■ GIVEN DATA

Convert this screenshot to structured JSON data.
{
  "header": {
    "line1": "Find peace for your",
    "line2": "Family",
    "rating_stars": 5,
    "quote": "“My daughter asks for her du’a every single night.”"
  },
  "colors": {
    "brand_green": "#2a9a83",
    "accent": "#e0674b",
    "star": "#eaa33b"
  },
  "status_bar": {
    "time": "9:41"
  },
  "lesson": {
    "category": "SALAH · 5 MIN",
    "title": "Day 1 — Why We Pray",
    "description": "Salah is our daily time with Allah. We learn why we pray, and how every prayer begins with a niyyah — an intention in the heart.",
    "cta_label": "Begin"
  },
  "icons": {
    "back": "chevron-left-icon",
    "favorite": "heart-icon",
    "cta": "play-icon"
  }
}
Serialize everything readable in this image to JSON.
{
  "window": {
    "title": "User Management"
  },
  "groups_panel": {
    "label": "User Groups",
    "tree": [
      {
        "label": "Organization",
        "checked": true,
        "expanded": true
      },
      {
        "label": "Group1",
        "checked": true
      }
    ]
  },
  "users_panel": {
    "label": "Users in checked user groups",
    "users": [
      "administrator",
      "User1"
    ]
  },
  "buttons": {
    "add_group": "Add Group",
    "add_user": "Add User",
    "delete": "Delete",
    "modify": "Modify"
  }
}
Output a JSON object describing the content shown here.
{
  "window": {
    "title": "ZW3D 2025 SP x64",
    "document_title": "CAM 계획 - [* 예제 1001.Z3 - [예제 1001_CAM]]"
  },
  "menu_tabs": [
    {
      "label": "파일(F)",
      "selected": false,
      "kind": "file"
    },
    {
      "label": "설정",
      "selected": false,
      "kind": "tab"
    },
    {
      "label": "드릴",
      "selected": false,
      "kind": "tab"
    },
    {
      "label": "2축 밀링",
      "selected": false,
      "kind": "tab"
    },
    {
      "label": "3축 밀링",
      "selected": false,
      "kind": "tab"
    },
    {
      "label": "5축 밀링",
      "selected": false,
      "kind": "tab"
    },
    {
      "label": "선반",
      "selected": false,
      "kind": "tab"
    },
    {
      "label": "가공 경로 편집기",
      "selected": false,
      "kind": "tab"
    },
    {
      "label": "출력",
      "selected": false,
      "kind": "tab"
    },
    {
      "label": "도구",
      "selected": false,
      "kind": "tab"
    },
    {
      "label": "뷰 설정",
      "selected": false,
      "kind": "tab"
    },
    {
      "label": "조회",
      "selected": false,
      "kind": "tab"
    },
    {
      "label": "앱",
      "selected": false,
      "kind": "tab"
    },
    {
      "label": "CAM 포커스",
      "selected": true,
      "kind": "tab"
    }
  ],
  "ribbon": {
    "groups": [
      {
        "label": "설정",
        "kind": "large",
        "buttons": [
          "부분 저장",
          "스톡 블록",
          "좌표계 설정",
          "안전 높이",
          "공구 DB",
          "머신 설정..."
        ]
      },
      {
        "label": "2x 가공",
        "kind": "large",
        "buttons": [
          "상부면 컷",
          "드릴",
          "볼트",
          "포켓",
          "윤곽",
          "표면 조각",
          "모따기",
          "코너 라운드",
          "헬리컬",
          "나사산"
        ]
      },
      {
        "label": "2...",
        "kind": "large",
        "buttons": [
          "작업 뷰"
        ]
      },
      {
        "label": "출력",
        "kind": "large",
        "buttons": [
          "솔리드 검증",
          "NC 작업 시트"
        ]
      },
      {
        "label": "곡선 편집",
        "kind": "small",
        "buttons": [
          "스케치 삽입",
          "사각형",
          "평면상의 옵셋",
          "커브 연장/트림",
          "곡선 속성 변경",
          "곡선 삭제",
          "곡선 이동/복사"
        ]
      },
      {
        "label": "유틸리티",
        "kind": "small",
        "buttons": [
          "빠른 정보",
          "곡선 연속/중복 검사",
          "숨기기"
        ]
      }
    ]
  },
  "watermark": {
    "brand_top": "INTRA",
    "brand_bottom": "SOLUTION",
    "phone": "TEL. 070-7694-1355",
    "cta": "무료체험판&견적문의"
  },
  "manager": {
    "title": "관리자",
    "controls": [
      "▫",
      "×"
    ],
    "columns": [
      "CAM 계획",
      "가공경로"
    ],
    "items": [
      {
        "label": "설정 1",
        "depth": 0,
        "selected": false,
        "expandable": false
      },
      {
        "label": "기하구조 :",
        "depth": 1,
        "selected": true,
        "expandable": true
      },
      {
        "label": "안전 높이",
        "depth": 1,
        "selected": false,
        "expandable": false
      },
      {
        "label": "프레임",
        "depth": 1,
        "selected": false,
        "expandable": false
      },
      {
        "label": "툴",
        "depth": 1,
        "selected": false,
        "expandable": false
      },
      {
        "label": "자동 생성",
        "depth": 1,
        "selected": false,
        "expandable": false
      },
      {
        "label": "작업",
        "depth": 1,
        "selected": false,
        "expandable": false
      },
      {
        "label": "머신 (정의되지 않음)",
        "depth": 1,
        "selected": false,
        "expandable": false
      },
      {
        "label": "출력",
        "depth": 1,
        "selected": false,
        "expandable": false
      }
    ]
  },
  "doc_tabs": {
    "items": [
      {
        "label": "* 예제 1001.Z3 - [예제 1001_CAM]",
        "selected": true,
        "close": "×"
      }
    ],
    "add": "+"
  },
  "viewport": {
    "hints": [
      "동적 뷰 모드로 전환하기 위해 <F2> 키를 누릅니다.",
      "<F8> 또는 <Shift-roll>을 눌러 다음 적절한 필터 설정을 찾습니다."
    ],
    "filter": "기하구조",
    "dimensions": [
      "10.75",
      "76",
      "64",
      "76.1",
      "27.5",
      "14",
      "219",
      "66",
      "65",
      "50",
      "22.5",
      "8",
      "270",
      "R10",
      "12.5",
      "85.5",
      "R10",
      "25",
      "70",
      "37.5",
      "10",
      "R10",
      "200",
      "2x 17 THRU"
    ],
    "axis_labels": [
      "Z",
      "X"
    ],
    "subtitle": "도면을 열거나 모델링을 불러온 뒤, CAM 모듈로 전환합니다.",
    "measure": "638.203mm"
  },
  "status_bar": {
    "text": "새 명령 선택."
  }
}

■ WHAT NEEDS TO BE DONE
Reproduce every line above without error.

■ SOLVED EXERCISE
Convert this screenshot to structured JSON data.
{
  "header": {
    "line1": "Find peace for your",
    "line2": "Family",
    "rating_stars": 5,
    "quote": "“My daughter asks for her du’a every single night.”"
  },
  "colors": {
    "brand_green": "#2a9a83",
    "accent": "#e0674b",
    "star": "#eaa33b"
  },
  "status_bar": {
    "time": "9:41"
  },
  "lesson": {
    "category": "SALAH · 5 MIN",
    "title": "Day 1 — Why We Pray",
    "description": "Salah is our daily time with Allah. We learn why we pray, and how every prayer begins with a niyyah — an intention in the heart.",
    "cta_label": "Begin"
  },
  "icons": {
    "back": "chevron-left-icon",
    "favorite": "heart-icon",
    "cta": "play-icon"
  }
}
Serialize everything readable in this image to JSON.
{
  "window": {
    "title": "User Management"
  },
  "groups_panel": {
    "label": "User Groups",
    "tree": [
      {
        "label": "Organization",
        "checked": true,
        "expanded": true
      },
      {
        "label": "Group1",
        "checked": true
      }
    ]
  },
  "users_panel": {
    "label": "Users in checked user groups",
    "users": [
      "administrator",
      "User1"
    ]
  },
  "buttons": {
    "add_group": "Add Group",
    "add_user": "Add User",
    "delete": "Delete",
    "modify": "Modify"
  }
}
Output a JSON object describing the content shown here.
{
  "window": {
    "title": "ZW3D 2025 SP x64",
    "document_title": "CAM 계획 - [* 예제 1001.Z3 - [예제 1001_CAM]]"
  },
  "menu_tabs": [
    {
      "label": "파일(F)",
      "selected": false,
      "kind": "file"
    },
    {
      "label": "설정",
      "selected": false,
      "kind": "tab"
    },
    {
      "label": "드릴",
      "selected": false,
      "kind": "tab"
    },
    {
      "label": "2축 밀링",
      "selected": false,
      "kind": "tab"
    },
    {
      "label": "3축 밀링",
      "selected": false,
      "kind": "tab"
    },
    {
      "label": "5축 밀링",
      "selected": false,
      "kind": "tab"
    },
    {
      "label": "선반",
      "selected": false,
      "kind": "tab"
    },
    {
      "label": "가공 경로 편집기",
      "selected": false,
      "kind": "tab"
    },
    {
      "label": "출력",
      "selected": false,
      "kind": "tab"
    },
    {
      "label": "도구",
      "selected": false,
      "kind": "tab"
    },
    {
      "label": "뷰 설정",
      "selected": false,
      "kind": "tab"
    },
    {
      "label": "조회",
      "selected": false,
      "kind": "tab"
    },
    {
      "label": "앱",
      "selected": false,
      "kind": "tab"
    },
    {
      "label": "CAM 포커스",
      "selected": true,
      "kind": "tab"
    }
  ],
  "ribbon": {
    "groups": [
      {
        "label": "설정",
        "kind": "large",
        "buttons": [
          "부분 저장",
          "스톡 블록",
          "좌표계 설정",
          "안전 높이",
          "공구 DB",
          "머신 설정..."
        ]
      },
      {
        "label": "2x 가공",
        "kind": "large",
        "buttons": [
          "상부면 컷",
          "드릴",
          "볼트",
          "포켓",
          "윤곽",
          "표면 조각",
          "모따기",
          "코너 라운드",
          "헬리컬",
          "나사산"
        ]
      },
      {
        "label": "2...",
        "kind": "large",
        "buttons": [
          "작업 뷰"
        ]
      },
      {
        "label": "출력",
        "kind": "large",
        "buttons": [
          "솔리드 검증",
          "NC 작업 시트"
        ]
      },
      {
        "label": "곡선 편집",
        "kind": "small",
        "buttons": [
          "스케치 삽입",
          "사각형",
          "평면상의 옵셋",
          "커브 연장/트림",
          "곡선 속성 변경",
          "곡선 삭제",
          "곡선 이동/복사"
        ]
      },
      {
        "label": "유틸리티",
        "kind": "small",
        "buttons": [
          "빠른 정보",
          "곡선 연속/중복 검사",
          "숨기기"
        ]
      }
    ]
  },
  "watermark": {
    "brand_top": "INTRA",
    "brand_bottom": "SOLUTION",
    "phone": "TEL. 070-7694-1355",
    "cta": "무료체험판&견적문의"
  },
  "manager": {
    "title": "관리자",
    "controls": [
      "▫",
      "×"
    ],
    "columns": [
      "CAM 계획",
      "가공경로"
    ],
    "items": [
      {
        "label": "설정 1",
        "depth": 0,
        "selected": false,
        "expandable": false
      },
      {
        "label": "기하구조 :",
        "depth": 1,
        "selected": true,
        "expandable": true
      },
      {
        "label": "안전 높이",
        "depth": 1,
        "selected": false,
        "expandable": false
      },
      {
        "label": "프레임",
        "depth": 1,
        "selected": false,
        "expandable": false
      },
      {
        "label": "툴",
        "depth": 1,
        "selected": false,
        "expandable": false
      },
      {
        "label": "자동 생성",
        "depth": 1,
        "selected": false,
        "expandable": false
      },
      {
        "label": "작업",
        "depth": 1,
        "selected": false,
        "expandable": false
      },
      {
        "label": "머신 (정의되지 않음)",
        "depth": 1,
        "selected": false,
        "expandable": false
      },
      {
        "label": "출력",
        "depth": 1,
        "selected": false,
        "expandable": false
      }
    ]
  },
  "doc_tabs": {
    "items": [
      {
        "label": "* 예제 1001.Z3 - [예제 1001_CAM]",
        "selected": true,
        "close": "×"
      }
    ],
    "add": "+"
  },
  "viewport": {
    "hints": [
      "동적 뷰 모드로 전환하기 위해 <F2> 키를 누릅니다.",
      "<F8> 또는 <Shift-roll>을 눌러 다음 적절한 필터 설정을 찾습니다."
    ],
    "filter": "기하구조",
    "dimensions": [
      "10.75",
      "76",
      "64",
      "76.1",
      "27.5",
      "14",
      "219",
      "66",
      "65",
      "50",
      "22.5",
      "8",
      "270",
      "R10",
      "12.5",
      "85.5",
      "R10",
      "25",
      "70",
      "37.5",
      "10",
      "R10",
      "200",
      "2x 17 THRU"
    ],
    "axis_labels": [
      "Z",
      "X"
    ],
    "subtitle": "도면을 열거나 모델링을 불러온 뒤, CAM 모듈로 전환합니다.",
    "measure": "638.203mm"
  },
  "status_bar": {
    "text": "새 명령 선택."
  }
}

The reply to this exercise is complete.